◆ **REQUIRED WORK**
Copy each line where the word "loss" occurs.

##### RECORDS FOR PROCESSING #####

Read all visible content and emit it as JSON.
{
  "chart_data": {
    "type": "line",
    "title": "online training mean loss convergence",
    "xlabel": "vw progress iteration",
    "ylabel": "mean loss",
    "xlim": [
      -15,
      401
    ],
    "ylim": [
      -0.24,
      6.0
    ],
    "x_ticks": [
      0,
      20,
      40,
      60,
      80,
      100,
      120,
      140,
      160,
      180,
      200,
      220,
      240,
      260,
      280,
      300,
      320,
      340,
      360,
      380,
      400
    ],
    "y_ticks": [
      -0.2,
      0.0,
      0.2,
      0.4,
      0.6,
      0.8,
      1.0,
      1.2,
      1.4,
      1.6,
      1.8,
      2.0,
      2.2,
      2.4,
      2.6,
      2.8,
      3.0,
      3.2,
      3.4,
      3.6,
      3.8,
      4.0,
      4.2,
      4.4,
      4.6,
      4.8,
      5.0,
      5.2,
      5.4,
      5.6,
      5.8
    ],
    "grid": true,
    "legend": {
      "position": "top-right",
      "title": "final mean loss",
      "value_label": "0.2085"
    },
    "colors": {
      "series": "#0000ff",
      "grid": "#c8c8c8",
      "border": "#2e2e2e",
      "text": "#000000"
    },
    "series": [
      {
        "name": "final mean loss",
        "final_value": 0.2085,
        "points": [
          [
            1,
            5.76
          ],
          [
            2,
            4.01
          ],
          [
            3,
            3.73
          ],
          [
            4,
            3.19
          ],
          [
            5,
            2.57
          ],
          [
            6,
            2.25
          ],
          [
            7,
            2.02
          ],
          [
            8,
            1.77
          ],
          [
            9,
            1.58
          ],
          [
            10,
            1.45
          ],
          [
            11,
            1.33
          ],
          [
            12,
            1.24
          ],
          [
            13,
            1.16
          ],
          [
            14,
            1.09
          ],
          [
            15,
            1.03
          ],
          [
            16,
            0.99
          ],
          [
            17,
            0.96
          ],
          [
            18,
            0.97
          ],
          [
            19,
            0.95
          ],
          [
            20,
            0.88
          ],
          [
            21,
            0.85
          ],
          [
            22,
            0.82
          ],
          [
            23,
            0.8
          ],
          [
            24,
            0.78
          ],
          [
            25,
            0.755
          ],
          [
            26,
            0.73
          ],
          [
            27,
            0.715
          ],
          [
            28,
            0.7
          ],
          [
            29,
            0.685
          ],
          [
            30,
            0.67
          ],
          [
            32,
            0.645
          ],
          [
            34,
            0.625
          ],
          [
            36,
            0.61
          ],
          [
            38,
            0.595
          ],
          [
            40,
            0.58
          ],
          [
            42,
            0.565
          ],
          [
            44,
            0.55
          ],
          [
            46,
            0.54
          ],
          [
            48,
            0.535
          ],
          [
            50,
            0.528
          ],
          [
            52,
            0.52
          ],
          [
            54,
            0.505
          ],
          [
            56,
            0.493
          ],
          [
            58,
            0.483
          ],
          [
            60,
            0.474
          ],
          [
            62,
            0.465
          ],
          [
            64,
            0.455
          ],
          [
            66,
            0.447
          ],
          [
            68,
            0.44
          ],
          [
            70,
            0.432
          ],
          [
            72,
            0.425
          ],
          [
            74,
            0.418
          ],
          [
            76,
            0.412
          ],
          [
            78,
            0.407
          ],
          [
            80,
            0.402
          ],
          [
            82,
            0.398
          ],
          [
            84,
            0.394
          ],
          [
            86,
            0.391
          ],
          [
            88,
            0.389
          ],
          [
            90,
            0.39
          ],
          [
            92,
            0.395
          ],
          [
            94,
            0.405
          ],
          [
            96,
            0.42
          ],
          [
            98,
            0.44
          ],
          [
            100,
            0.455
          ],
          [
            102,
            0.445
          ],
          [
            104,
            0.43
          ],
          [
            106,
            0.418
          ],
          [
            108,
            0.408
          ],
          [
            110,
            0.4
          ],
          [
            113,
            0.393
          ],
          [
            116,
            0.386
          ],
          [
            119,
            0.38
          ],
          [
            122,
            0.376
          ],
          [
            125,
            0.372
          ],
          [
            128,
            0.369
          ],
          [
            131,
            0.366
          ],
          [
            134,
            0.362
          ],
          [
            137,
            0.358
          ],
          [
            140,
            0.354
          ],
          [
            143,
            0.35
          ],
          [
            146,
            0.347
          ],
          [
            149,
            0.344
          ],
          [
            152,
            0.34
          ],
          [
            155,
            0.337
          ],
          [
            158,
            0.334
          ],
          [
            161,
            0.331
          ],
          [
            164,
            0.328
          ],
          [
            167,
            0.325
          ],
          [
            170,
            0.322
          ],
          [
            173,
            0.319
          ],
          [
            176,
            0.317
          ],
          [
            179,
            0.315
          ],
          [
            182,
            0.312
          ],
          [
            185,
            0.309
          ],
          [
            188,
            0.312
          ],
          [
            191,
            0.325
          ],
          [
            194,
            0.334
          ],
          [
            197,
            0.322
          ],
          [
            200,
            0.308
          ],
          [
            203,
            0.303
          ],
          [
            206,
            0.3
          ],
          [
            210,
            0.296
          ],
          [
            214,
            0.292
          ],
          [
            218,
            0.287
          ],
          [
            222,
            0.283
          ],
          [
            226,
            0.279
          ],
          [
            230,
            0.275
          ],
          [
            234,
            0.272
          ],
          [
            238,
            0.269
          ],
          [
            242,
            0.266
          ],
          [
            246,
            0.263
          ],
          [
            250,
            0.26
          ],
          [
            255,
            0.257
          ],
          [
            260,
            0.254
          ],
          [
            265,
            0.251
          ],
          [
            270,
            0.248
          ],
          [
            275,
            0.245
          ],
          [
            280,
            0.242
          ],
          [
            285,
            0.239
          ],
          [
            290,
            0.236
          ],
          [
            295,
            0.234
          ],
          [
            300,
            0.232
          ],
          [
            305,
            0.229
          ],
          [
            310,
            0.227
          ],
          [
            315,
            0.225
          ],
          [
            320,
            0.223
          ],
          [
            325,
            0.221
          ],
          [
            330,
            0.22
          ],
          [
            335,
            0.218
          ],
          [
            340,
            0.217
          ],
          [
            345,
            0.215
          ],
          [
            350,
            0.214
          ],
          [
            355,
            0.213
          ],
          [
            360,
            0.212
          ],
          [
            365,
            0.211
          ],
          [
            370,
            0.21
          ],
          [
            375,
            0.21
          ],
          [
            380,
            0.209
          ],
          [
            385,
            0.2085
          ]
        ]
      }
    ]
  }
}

#####

◆ **RESPONSE TO THE EXERCISE**
    "title": "online training mean loss convergence",
    "ylabel": "mean loss",
      "title": "final mean loss",
        "name": "final mean loss",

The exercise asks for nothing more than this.